Set exercise: Transcribe all the records exactly and omit any images they hold.

>> start

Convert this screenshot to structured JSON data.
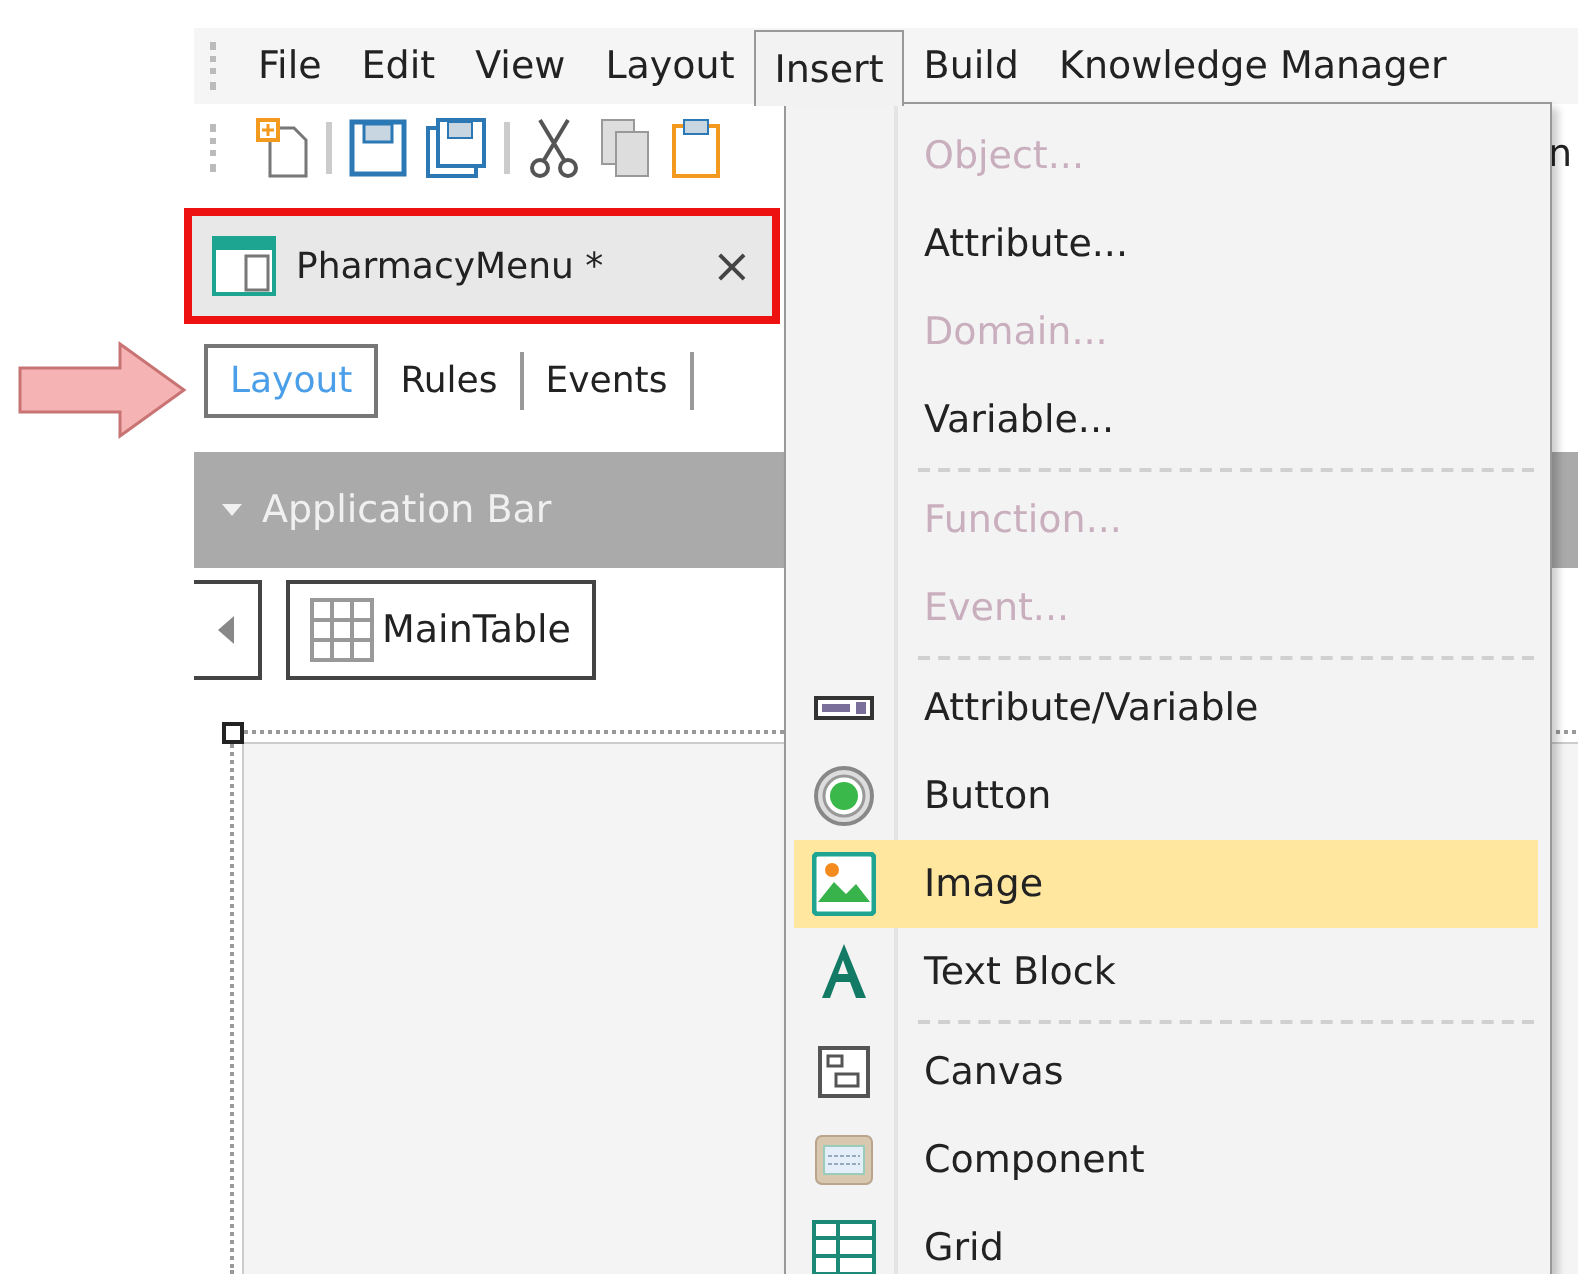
{
  "menu_bar": [
    {
      "label": "File",
      "selected": false
    },
    {
      "label": "Edit",
      "selected": false
    },
    {
      "label": "View",
      "selected": false
    },
    {
      "label": "Layout",
      "selected": false
    },
    {
      "label": "Insert",
      "selected": true
    },
    {
      "label": "Build",
      "selected": false
    },
    {
      "label": "Knowledge Manager",
      "selected": false
    }
  ],
  "toolbar": {
    "overflow_text": "n"
  },
  "document_tab": {
    "title": "PharmacyMenu",
    "modified_mark": "*",
    "close_symbol": "×",
    "highlighted": true
  },
  "view_tabs": [
    {
      "label": "Layout",
      "selected": true
    },
    {
      "label": "Rules",
      "selected": false
    },
    {
      "label": "Events",
      "selected": false
    }
  ],
  "application_bar": {
    "title": "Application Bar",
    "expanded": true
  },
  "breadcrumb": {
    "label": "MainTable"
  },
  "insert_menu": [
    {
      "kind": "item",
      "label": "Object...",
      "disabled": true,
      "selected": false
    },
    {
      "kind": "item",
      "label": "Attribute...",
      "disabled": false,
      "selected": false
    },
    {
      "kind": "item",
      "label": "Domain...",
      "disabled": true,
      "selected": false
    },
    {
      "kind": "item",
      "label": "Variable...",
      "disabled": false,
      "selected": false
    },
    {
      "kind": "separator"
    },
    {
      "kind": "item",
      "label": "Function...",
      "disabled": true,
      "selected": false
    },
    {
      "kind": "item",
      "label": "Event...",
      "disabled": true,
      "selected": false
    },
    {
      "kind": "separator"
    },
    {
      "kind": "item",
      "label": "Attribute/Variable",
      "disabled": false,
      "selected": false
    },
    {
      "kind": "item",
      "label": "Button",
      "disabled": false,
      "selected": false
    },
    {
      "kind": "item",
      "label": "Image",
      "disabled": false,
      "selected": true
    },
    {
      "kind": "item",
      "label": "Text Block",
      "disabled": false,
      "selected": false
    },
    {
      "kind": "separator"
    },
    {
      "kind": "item",
      "label": "Canvas",
      "disabled": false,
      "selected": false
    },
    {
      "kind": "item",
      "label": "Component",
      "disabled": false,
      "selected": false
    },
    {
      "kind": "item",
      "label": "Grid",
      "disabled": false,
      "selected": false
    }
  ]
}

>> end

Completed task:
Convert this screenshot to structured JSON data.
{
  "menu_bar": [
    {
      "label": "File",
      "selected": false
    },
    {
      "label": "Edit",
      "selected": false
    },
    {
      "label": "View",
      "selected": false
    },
    {
      "label": "Layout",
      "selected": false
    },
    {
      "label": "Insert",
      "selected": true
    },
    {
      "label": "Build",
      "selected": false
    },
    {
      "label": "Knowledge Manager",
      "selected": false
    }
  ],
  "toolbar": {
    "overflow_text": "n"
  },
  "document_tab": {
    "title": "PharmacyMenu",
    "modified_mark": "*",
    "close_symbol": "×",
    "highlighted": true
  },
  "view_tabs": [
    {
      "label": "Layout",
      "selected": true
    },
    {
      "label": "Rules",
      "selected": false
    },
    {
      "label": "Events",
      "selected": false
    }
  ],
  "application_bar": {
    "title": "Application Bar",
    "expanded": true
  },
  "breadcrumb": {
    "label": "MainTable"
  },
  "insert_menu": [
    {
      "kind": "item",
      "label": "Object...",
      "disabled": true,
      "selected": false
    },
    {
      "kind": "item",
      "label": "Attribute...",
      "disabled": false,
      "selected": false
    },
    {
      "kind": "item",
      "label": "Domain...",
      "disabled": true,
      "selected": false
    },
    {
      "kind": "item",
      "label": "Variable...",
      "disabled": false,
      "selected": false
    },
    {
      "kind": "separator"
    },
    {
      "kind": "item",
      "label": "Function...",
      "disabled": true,
      "selected": false
    },
    {
      "kind": "item",
      "label": "Event...",
      "disabled": true,
      "selected": false
    },
    {
      "kind": "separator"
    },
    {
      "kind": "item",
      "label": "Attribute/Variable",
      "disabled": false,
      "selected": false
    },
    {
      "kind": "item",
      "label": "Button",
      "disabled": false,
      "selected": false
    },
    {
      "kind": "item",
      "label": "Image",
      "disabled": false,
      "selected": true
    },
    {
      "kind": "item",
      "label": "Text Block",
      "disabled": false,
      "selected": false
    },
    {
      "kind": "separator"
    },
    {
      "kind": "item",
      "label": "Canvas",
      "disabled": false,
      "selected": false
    },
    {
      "kind": "item",
      "label": "Component",
      "disabled": false,
      "selected": false
    },
    {
      "kind": "item",
      "label": "Grid",
      "disabled": false,
      "selected": false
    }
  ]
}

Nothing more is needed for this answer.